━━━ Records ━━━
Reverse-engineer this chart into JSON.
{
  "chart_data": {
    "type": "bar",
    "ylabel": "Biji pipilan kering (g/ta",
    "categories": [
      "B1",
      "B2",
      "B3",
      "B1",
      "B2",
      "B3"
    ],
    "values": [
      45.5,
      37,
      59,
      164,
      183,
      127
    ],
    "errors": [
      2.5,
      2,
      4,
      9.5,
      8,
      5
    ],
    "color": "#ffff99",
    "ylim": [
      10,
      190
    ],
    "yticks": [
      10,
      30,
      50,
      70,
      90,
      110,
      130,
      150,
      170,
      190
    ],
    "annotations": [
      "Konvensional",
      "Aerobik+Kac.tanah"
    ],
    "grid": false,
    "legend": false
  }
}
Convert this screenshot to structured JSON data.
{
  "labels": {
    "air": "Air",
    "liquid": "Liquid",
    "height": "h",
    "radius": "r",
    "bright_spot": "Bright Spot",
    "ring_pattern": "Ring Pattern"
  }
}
━━━
(Exercise brief): Without leaving anything out, quote all the data.

(Solved exercise):
Reverse-engineer this chart into JSON.
{
  "chart_data": {
    "type": "bar",
    "ylabel": "Biji pipilan kering (g/ta",
    "categories": [
      "B1",
      "B2",
      "B3",
      "B1",
      "B2",
      "B3"
    ],
    "values": [
      45.5,
      37,
      59,
      164,
      183,
      127
    ],
    "errors": [
      2.5,
      2,
      4,
      9.5,
      8,
      5
    ],
    "color": "#ffff99",
    "ylim": [
      10,
      190
    ],
    "yticks": [
      10,
      30,
      50,
      70,
      90,
      110,
      130,
      150,
      170,
      190
    ],
    "annotations": [
      "Konvensional",
      "Aerobik+Kac.tanah"
    ],
    "grid": false,
    "legend": false
  }
}
Convert this screenshot to structured JSON data.
{
  "labels": {
    "air": "Air",
    "liquid": "Liquid",
    "height": "h",
    "radius": "r",
    "bright_spot": "Bright Spot",
    "ring_pattern": "Ring Pattern"
  }
}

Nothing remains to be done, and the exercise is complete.